[Annotated element listings]
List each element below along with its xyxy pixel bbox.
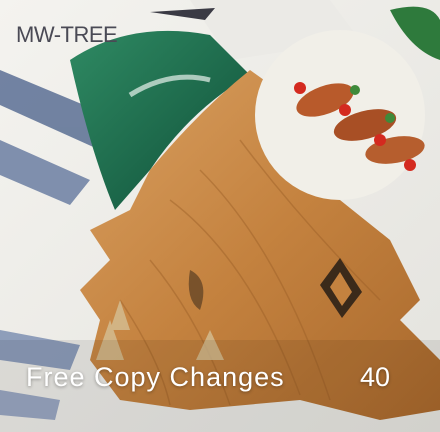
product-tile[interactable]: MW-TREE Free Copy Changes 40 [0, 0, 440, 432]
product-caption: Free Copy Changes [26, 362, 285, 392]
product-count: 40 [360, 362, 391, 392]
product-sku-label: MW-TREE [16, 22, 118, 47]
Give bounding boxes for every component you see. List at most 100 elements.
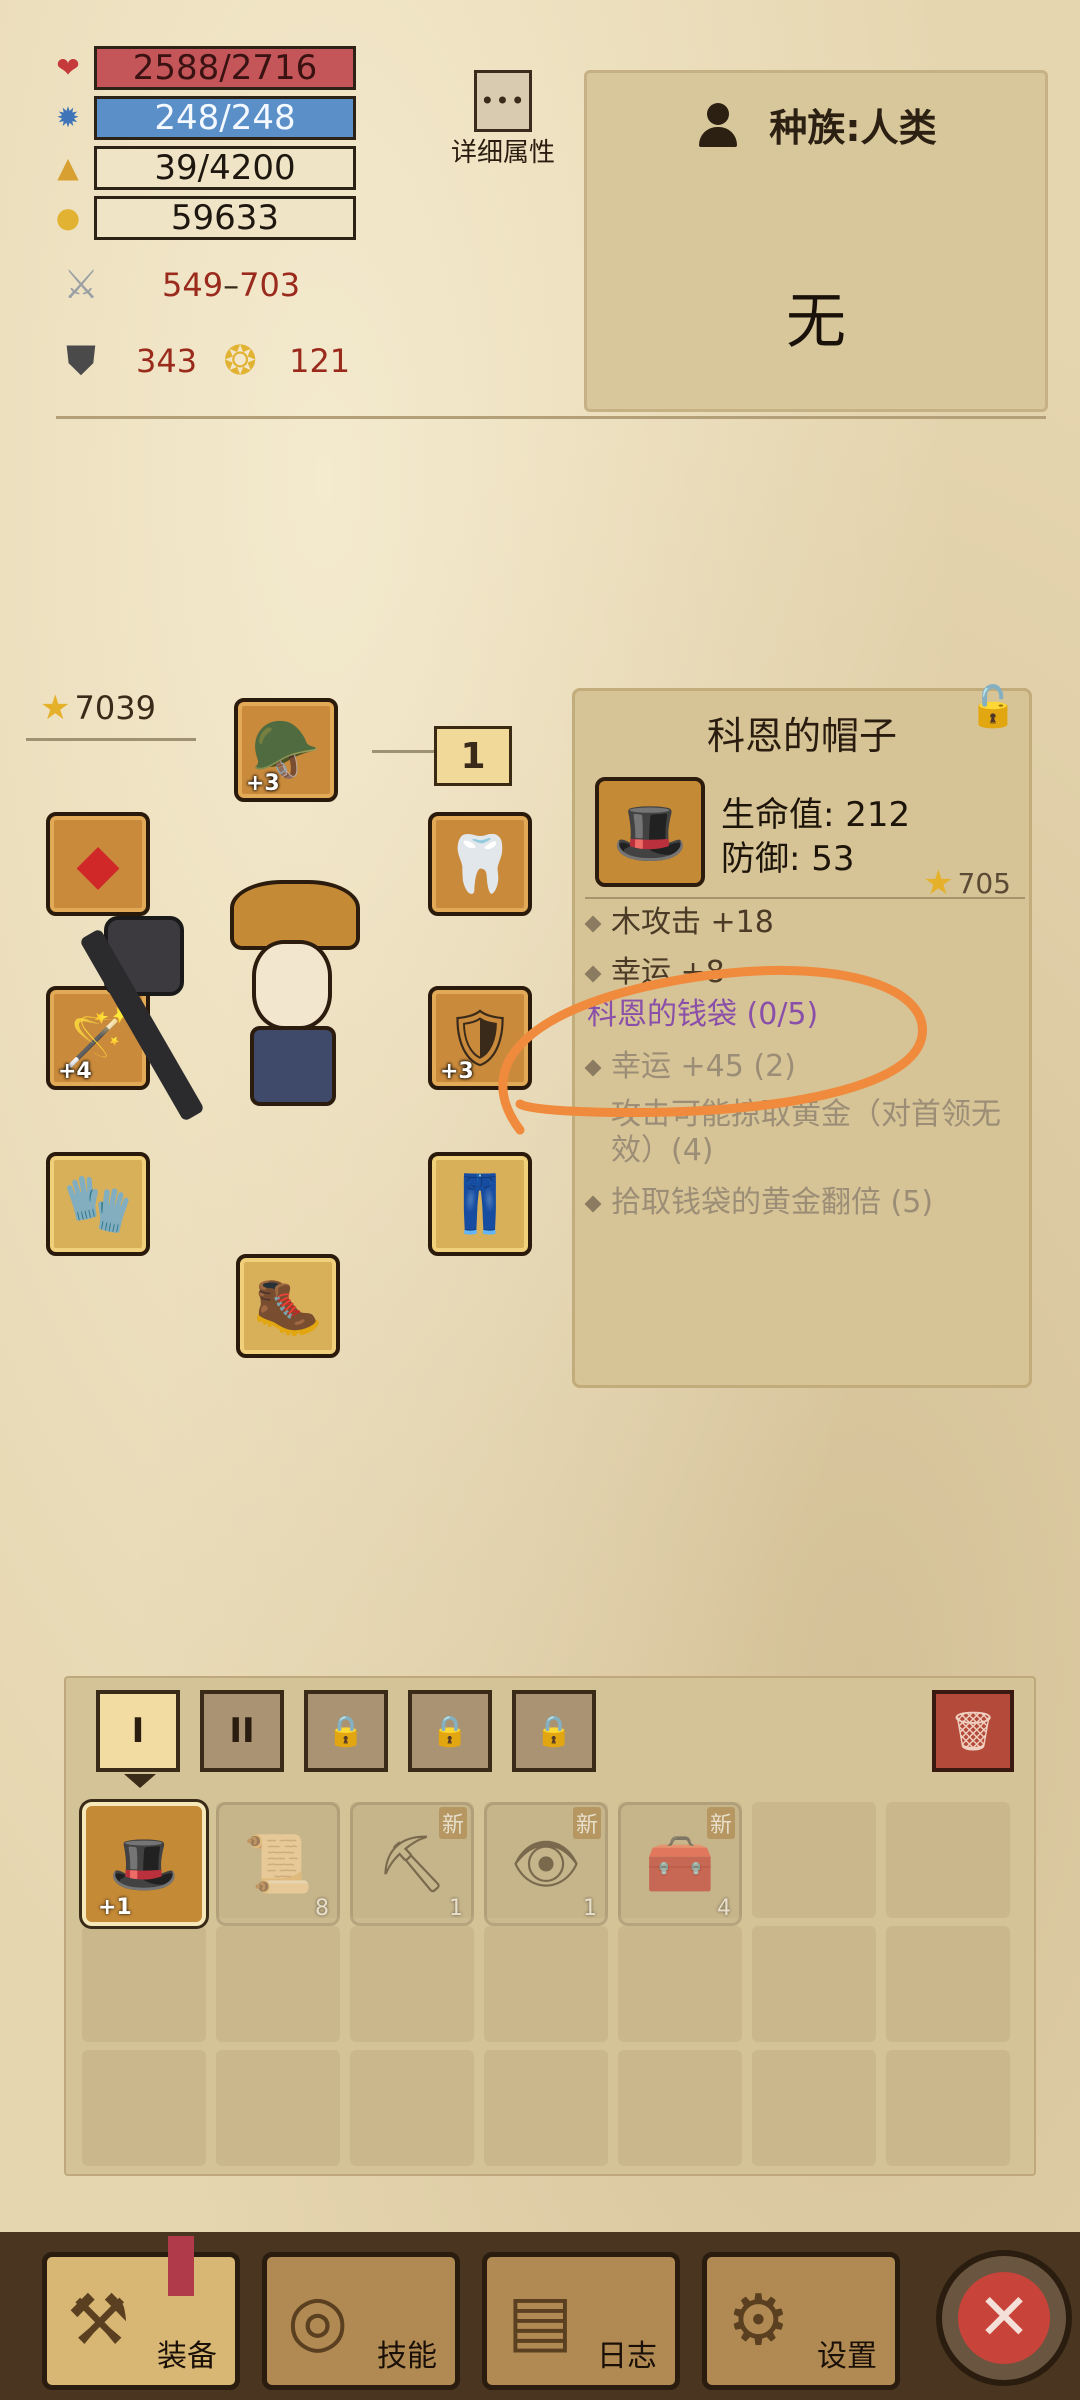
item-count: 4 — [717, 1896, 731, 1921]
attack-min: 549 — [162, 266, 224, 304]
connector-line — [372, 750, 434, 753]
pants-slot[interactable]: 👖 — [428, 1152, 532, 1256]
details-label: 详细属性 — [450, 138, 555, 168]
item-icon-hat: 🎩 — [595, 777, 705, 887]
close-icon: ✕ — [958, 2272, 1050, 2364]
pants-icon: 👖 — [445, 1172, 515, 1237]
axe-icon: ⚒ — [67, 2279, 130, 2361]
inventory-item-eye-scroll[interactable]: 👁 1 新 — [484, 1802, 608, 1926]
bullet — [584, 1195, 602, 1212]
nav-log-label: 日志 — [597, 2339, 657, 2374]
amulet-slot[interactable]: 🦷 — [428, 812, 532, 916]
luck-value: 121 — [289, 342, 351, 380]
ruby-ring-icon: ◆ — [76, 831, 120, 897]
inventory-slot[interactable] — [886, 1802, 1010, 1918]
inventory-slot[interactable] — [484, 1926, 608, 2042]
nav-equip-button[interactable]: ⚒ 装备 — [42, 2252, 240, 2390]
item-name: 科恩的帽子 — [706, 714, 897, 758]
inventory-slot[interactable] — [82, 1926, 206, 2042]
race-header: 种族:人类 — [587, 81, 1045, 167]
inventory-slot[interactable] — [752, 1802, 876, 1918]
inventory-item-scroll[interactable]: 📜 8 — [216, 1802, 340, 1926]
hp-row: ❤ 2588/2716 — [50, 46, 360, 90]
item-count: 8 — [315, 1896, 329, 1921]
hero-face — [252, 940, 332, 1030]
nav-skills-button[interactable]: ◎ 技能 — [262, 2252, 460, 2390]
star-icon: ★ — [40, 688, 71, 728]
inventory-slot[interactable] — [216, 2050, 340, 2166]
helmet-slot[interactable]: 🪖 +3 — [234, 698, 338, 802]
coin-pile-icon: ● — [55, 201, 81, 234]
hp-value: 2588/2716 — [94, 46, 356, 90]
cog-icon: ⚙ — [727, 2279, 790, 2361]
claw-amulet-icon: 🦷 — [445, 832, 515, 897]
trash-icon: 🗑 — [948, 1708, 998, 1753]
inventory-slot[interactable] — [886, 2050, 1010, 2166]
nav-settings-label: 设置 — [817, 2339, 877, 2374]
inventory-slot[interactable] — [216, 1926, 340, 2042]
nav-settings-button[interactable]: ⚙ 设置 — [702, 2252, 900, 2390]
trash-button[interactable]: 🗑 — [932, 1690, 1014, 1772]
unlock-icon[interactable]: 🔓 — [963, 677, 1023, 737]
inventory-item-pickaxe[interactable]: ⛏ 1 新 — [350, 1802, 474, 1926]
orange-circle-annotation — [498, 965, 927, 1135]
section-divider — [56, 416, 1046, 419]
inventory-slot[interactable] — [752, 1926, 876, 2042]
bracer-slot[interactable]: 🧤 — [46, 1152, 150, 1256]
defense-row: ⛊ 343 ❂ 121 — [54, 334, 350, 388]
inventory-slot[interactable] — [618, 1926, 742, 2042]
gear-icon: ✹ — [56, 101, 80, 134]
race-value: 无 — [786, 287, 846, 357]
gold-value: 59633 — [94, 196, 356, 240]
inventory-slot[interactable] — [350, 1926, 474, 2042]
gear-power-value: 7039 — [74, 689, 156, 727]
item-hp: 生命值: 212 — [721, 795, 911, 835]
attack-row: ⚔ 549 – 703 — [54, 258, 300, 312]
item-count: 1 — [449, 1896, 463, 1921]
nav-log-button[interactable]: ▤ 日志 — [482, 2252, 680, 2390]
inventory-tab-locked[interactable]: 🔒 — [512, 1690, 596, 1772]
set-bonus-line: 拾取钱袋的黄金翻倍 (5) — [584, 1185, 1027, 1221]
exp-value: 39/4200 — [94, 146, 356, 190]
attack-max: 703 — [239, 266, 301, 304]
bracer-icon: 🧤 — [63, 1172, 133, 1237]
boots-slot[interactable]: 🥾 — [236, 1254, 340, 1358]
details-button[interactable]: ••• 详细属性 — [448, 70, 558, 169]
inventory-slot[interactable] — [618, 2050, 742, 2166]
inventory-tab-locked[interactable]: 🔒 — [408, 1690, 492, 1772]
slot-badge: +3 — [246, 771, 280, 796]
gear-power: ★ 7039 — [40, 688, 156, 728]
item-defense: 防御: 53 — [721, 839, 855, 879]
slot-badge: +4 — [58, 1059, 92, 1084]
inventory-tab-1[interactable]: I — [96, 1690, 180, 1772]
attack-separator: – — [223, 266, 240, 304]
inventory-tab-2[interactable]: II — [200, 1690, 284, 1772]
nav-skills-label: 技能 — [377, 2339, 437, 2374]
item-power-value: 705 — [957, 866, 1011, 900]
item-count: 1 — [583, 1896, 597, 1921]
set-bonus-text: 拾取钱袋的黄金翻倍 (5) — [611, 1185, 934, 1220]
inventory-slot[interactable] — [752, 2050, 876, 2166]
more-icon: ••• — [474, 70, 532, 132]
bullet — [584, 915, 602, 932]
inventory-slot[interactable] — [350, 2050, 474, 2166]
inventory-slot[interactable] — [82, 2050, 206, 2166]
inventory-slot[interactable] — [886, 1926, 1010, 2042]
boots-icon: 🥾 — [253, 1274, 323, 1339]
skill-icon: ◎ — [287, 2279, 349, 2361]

## EXERCISE DETAILS
Extract every line of the entries word for word, leaving the pictures out of your answer.

## TASK ANSWER
List each element below along with its xyxy pixel bbox.
product-tile[interactable]: MW-TREE Free Copy Changes 40 [0, 0, 440, 432]
product-caption: Free Copy Changes [26, 362, 285, 392]
product-count: 40 [360, 362, 391, 392]
product-sku-label: MW-TREE [16, 22, 118, 47]
Give bounding boxes for every component you see. List at most 100 elements.
item-count: 4 — [717, 1896, 731, 1921]
attack-min: 549 — [162, 266, 224, 304]
connector-line — [372, 750, 434, 753]
pants-slot[interactable]: 👖 — [428, 1152, 532, 1256]
details-label: 详细属性 — [450, 138, 555, 168]
item-icon-hat: 🎩 — [595, 777, 705, 887]
close-icon: ✕ — [958, 2272, 1050, 2364]
pants-icon: 👖 — [445, 1172, 515, 1237]
axe-icon: ⚒ — [67, 2279, 130, 2361]
inventory-item-eye-scroll[interactable]: 👁 1 新 — [484, 1802, 608, 1926]
bullet — [584, 1195, 602, 1212]
nav-log-label: 日志 — [597, 2339, 657, 2374]
amulet-slot[interactable]: 🦷 — [428, 812, 532, 916]
luck-value: 121 — [289, 342, 351, 380]
ruby-ring-icon: ◆ — [76, 831, 120, 897]
inventory-slot[interactable] — [886, 1802, 1010, 1918]
inventory-slot[interactable] — [484, 1926, 608, 2042]
nav-equip-button[interactable]: ⚒ 装备 — [42, 2252, 240, 2390]
item-name: 科恩的帽子 — [706, 714, 897, 758]
inventory-slot[interactable] — [82, 1926, 206, 2042]
race-header: 种族:人类 — [587, 81, 1045, 167]
inventory-slot[interactable] — [752, 1802, 876, 1918]
inventory-item-scroll[interactable]: 📜 8 — [216, 1802, 340, 1926]
hp-row: ❤ 2588/2716 — [50, 46, 360, 90]
item-count: 8 — [315, 1896, 329, 1921]
hero-face — [252, 940, 332, 1030]
nav-skills-button[interactable]: ◎ 技能 — [262, 2252, 460, 2390]
star-icon: ★ — [40, 688, 71, 728]
inventory-slot[interactable] — [216, 2050, 340, 2166]
helmet-slot[interactable]: 🪖 +3 — [234, 698, 338, 802]
coin-pile-icon: ● — [55, 201, 81, 234]
hp-value: 2588/2716 — [94, 46, 356, 90]
cog-icon: ⚙ — [727, 2279, 790, 2361]
claw-amulet-icon: 🦷 — [445, 832, 515, 897]
trash-icon: 🗑 — [948, 1708, 998, 1753]
inventory-slot[interactable] — [886, 2050, 1010, 2166]
nav-settings-label: 设置 — [817, 2339, 877, 2374]
inventory-slot[interactable] — [216, 1926, 340, 2042]
nav-settings-button[interactable]: ⚙ 设置 — [702, 2252, 900, 2390]
trash-button[interactable]: 🗑 — [932, 1690, 1014, 1772]
unlock-icon[interactable]: 🔓 — [963, 677, 1023, 737]
inventory-item-pickaxe[interactable]: ⛏ 1 新 — [350, 1802, 474, 1926]
orange-circle-annotation — [498, 965, 927, 1135]
section-divider — [56, 416, 1046, 419]
inventory-slot[interactable] — [752, 1926, 876, 2042]
bracer-slot[interactable]: 🧤 — [46, 1152, 150, 1256]
defense-row: ⛊ 343 ❂ 121 — [54, 334, 350, 388]
inventory-slot[interactable] — [618, 1926, 742, 2042]
gear-icon: ✹ — [56, 101, 80, 134]
race-value: 无 — [786, 287, 846, 357]
gold-value: 59633 — [94, 196, 356, 240]
inventory-slot[interactable] — [350, 1926, 474, 2042]
gear-power-value: 7039 — [74, 689, 156, 727]
item-hp: 生命值: 212 — [721, 795, 911, 835]
attack-row: ⚔ 549 – 703 — [54, 258, 300, 312]
item-count: 1 — [449, 1896, 463, 1921]
nav-log-button[interactable]: ▤ 日志 — [482, 2252, 680, 2390]
inventory-tab-locked[interactable]: 🔒 — [512, 1690, 596, 1772]
set-bonus-line: 拾取钱袋的黄金翻倍 (5) — [584, 1185, 1027, 1221]
exp-value: 39/4200 — [94, 146, 356, 190]
attack-max: 703 — [239, 266, 301, 304]
bracer-icon: 🧤 — [63, 1172, 133, 1237]
boots-slot[interactable]: 🥾 — [236, 1254, 340, 1358]
details-button[interactable]: ••• 详细属性 — [448, 70, 558, 169]
inventory-slot[interactable] — [618, 2050, 742, 2166]
inventory-tab-locked[interactable]: 🔒 — [408, 1690, 492, 1772]
slot-badge: +3 — [246, 771, 280, 796]
gear-power: ★ 7039 — [40, 688, 156, 728]
item-defense: 防御: 53 — [721, 839, 855, 879]
slot-badge: +4 — [58, 1059, 92, 1084]
inventory-tab-1[interactable]: I — [96, 1690, 180, 1772]
attack-separator: – — [223, 266, 240, 304]
inventory-tab-2[interactable]: II — [200, 1690, 284, 1772]
nav-skills-label: 技能 — [377, 2339, 437, 2374]
item-power-value: 705 — [957, 866, 1011, 900]
item-count: 1 — [583, 1896, 597, 1921]
set-bonus-text: 拾取钱袋的黄金翻倍 (5) — [611, 1185, 934, 1220]
inventory-slot[interactable] — [752, 2050, 876, 2166]
more-icon: ••• — [474, 70, 532, 132]
bullet — [584, 915, 602, 932]
inventory-slot[interactable] — [350, 2050, 474, 2166]
inventory-slot[interactable] — [82, 2050, 206, 2166]
inventory-slot[interactable] — [886, 1926, 1010, 2042]
boots-icon: 🥾 — [253, 1274, 323, 1339]
skill-icon: ◎ — [287, 2279, 349, 2361]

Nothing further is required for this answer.